(Work to be completed): Copy out the lines that have "this" in them.

(Task inputs):
━━━

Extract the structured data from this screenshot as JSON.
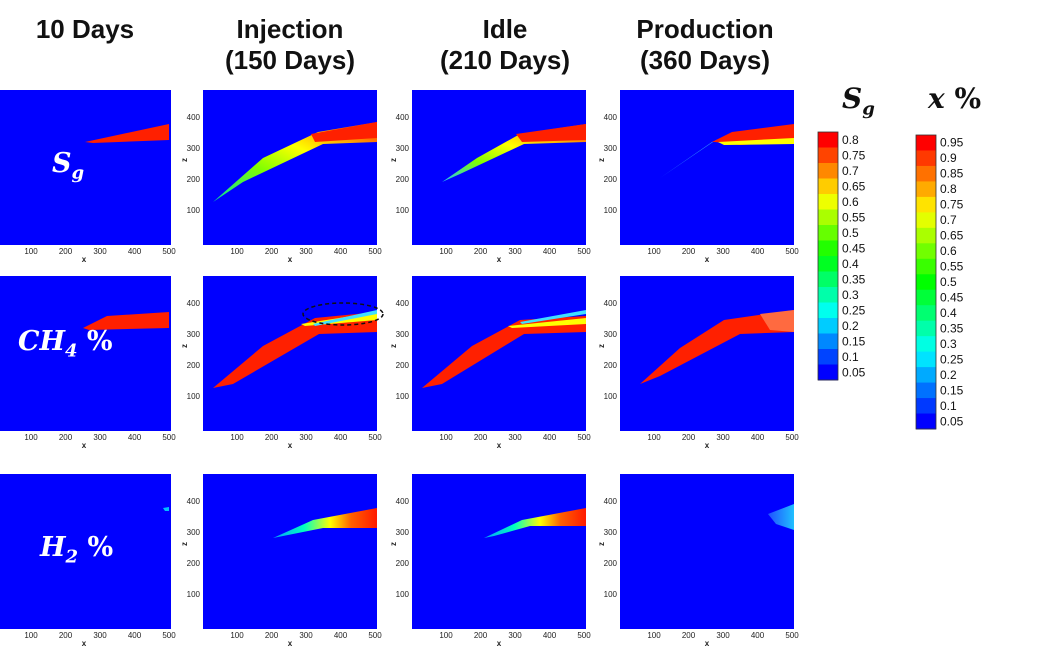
{
  "columns": [
    {
      "title": "10 Days"
    },
    {
      "title": "Injection\n(150 Days)"
    },
    {
      "title": "Idle\n(210 Days)"
    },
    {
      "title": "Production\n(360 Days)"
    }
  ],
  "rows": [
    {
      "label_base": "S",
      "label_sub": "g",
      "label_suffix": ""
    },
    {
      "label_base": "CH",
      "label_sub": "4",
      "label_suffix": " %"
    },
    {
      "label_base": "H",
      "label_sub": "2",
      "label_suffix": " %"
    }
  ],
  "axes": {
    "x_label": "x",
    "z_label": "z",
    "x_ticks": [
      "100",
      "200",
      "300",
      "400",
      "500"
    ],
    "z_ticks": [
      "100",
      "200",
      "300",
      "400"
    ]
  },
  "legends": {
    "sg": {
      "title_base": "S",
      "title_sub": "g",
      "labels": [
        "0.8",
        "0.75",
        "0.7",
        "0.65",
        "0.6",
        "0.55",
        "0.5",
        "0.45",
        "0.4",
        "0.35",
        "0.3",
        "0.25",
        "0.2",
        "0.15",
        "0.1",
        "0.05"
      ]
    },
    "x": {
      "title_base": "x",
      "title_suffix": " %",
      "labels": [
        "0.95",
        "0.9",
        "0.85",
        "0.8",
        "0.75",
        "0.7",
        "0.65",
        "0.6",
        "0.55",
        "0.5",
        "0.45",
        "0.4",
        "0.35",
        "0.3",
        "0.25",
        "0.2",
        "0.15",
        "0.1",
        "0.05"
      ]
    }
  },
  "colors": {
    "background_field": "#0000ff",
    "plume_high": "#ff2000",
    "plume_mid": "#ffff00",
    "plume_low": "#00ff80",
    "plume_faint": "#00c0ff"
  }
}
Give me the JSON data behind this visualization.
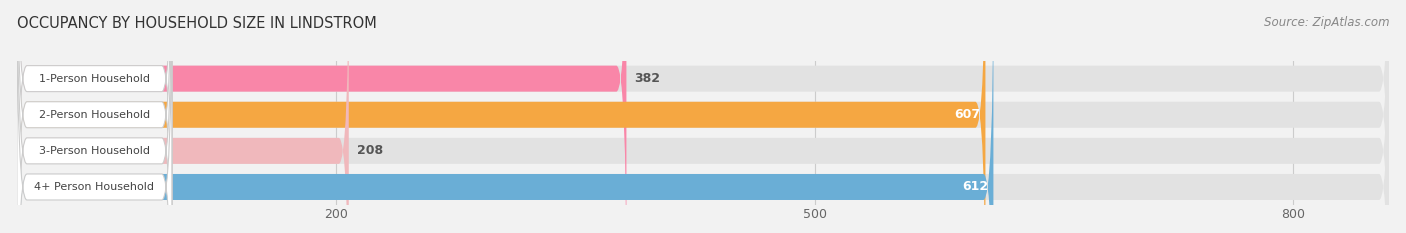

━━━

(Answer to the problem):
Extract the structured data from this screenshot as JSON.
Give me the JSON data behind this visualization.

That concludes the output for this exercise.